▶ _TO BE DONE_
Write out the full set of records exactly. Any pictures in them do not belong in the copy.
**** RECORD EXCERPTS ****
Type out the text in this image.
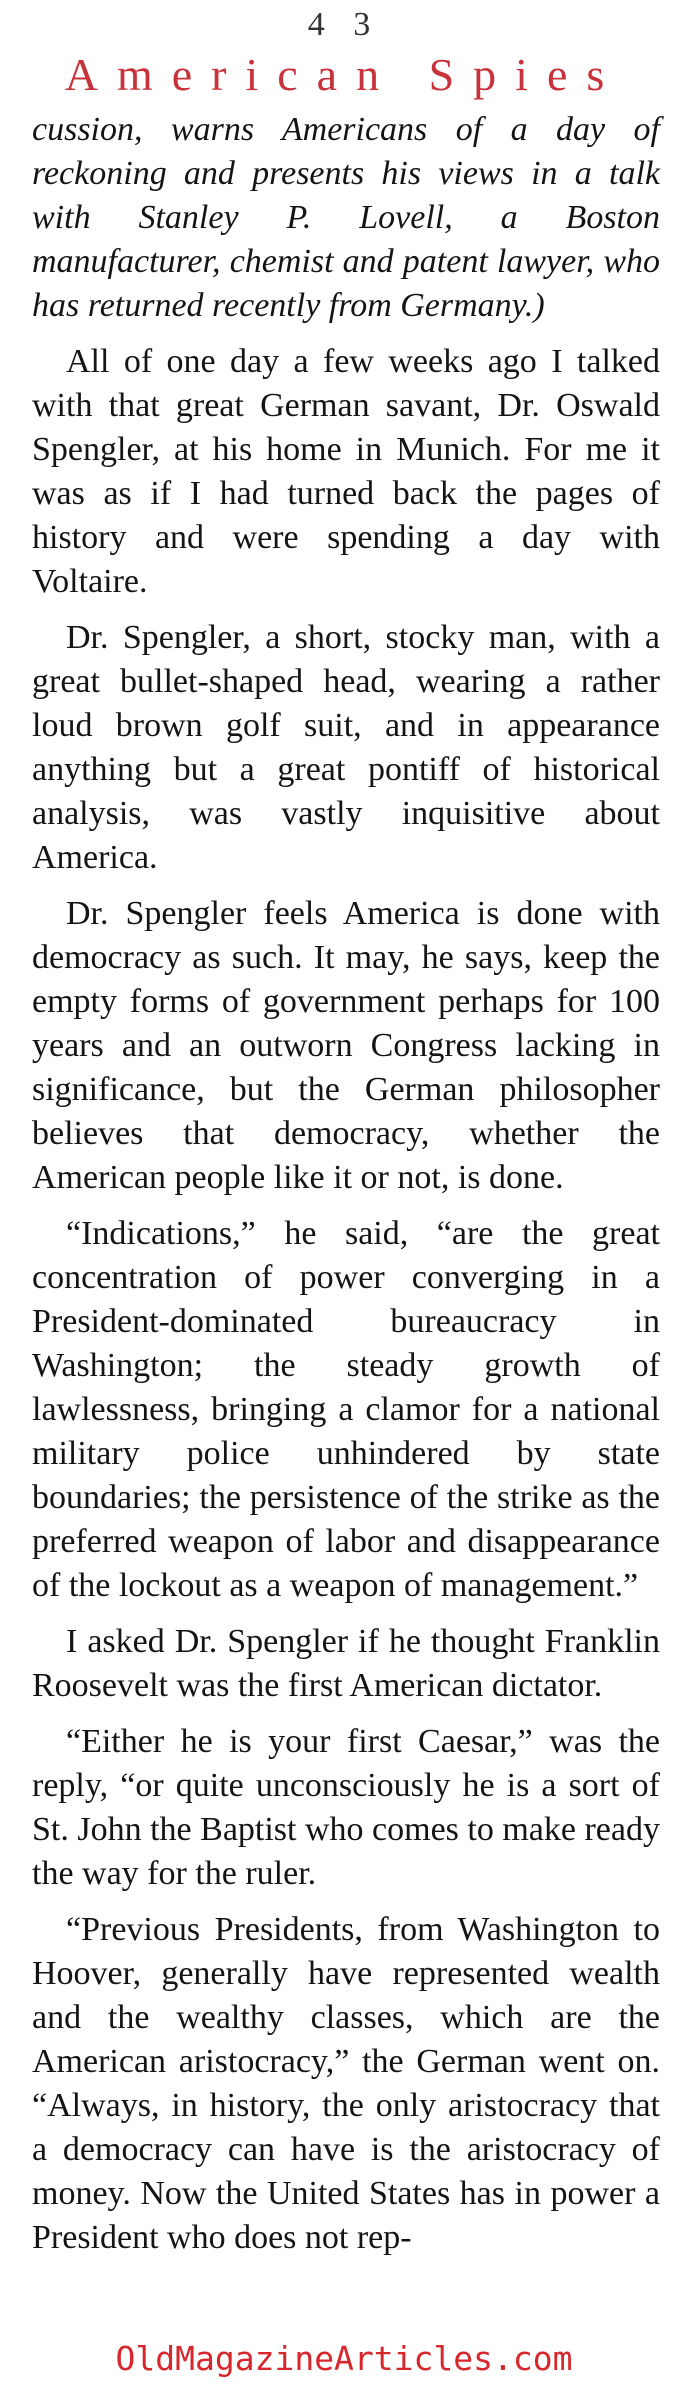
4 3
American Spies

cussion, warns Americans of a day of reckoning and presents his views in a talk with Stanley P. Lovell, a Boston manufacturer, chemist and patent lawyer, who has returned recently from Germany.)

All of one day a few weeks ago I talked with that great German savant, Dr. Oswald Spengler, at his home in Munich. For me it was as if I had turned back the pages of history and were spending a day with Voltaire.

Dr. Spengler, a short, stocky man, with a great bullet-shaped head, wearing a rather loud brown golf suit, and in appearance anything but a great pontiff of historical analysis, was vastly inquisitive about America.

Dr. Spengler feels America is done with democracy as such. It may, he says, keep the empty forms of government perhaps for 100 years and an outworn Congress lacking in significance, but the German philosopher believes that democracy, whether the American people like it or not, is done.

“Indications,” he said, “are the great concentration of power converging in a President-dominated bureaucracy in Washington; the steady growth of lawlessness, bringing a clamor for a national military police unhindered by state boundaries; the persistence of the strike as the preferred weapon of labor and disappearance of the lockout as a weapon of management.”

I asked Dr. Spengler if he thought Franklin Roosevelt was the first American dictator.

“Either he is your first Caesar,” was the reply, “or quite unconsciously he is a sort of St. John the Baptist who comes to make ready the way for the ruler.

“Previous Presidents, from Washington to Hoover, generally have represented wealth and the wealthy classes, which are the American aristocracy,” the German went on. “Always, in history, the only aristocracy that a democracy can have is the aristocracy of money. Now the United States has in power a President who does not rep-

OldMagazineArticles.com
****
▶ _WRITTEN SOLUTION_
Type out the text in this image.
4 3
American Spies

cussion, warns Americans of a day of reckoning and presents his views in a talk with Stanley P. Lovell, a Boston manufacturer, chemist and patent lawyer, who has returned recently from Germany.)

All of one day a few weeks ago I talked with that great German savant, Dr. Oswald Spengler, at his home in Munich. For me it was as if I had turned back the pages of history and were spending a day with Voltaire.

Dr. Spengler, a short, stocky man, with a great bullet-shaped head, wearing a rather loud brown golf suit, and in appearance anything but a great pontiff of historical analysis, was vastly inquisitive about America.

Dr. Spengler feels America is done with democracy as such. It may, he says, keep the empty forms of government perhaps for 100 years and an outworn Congress lacking in significance, but the German philosopher believes that democracy, whether the American people like it or not, is done.

“Indications,” he said, “are the great concentration of power converging in a President-dominated bureaucracy in Washington; the steady growth of lawlessness, bringing a clamor for a national military police unhindered by state boundaries; the persistence of the strike as the preferred weapon of labor and disappearance of the lockout as a weapon of management.”

I asked Dr. Spengler if he thought Franklin Roosevelt was the first American dictator.

“Either he is your first Caesar,” was the reply, “or quite unconsciously he is a sort of St. John the Baptist who comes to make ready the way for the ruler.

“Previous Presidents, from Washington to Hoover, generally have represented wealth and the wealthy classes, which are the American aristocracy,” the German went on. “Always, in history, the only aristocracy that a democracy can have is the aristocracy of money. Now the United States has in power a President who does not rep-

OldMagazineArticles.com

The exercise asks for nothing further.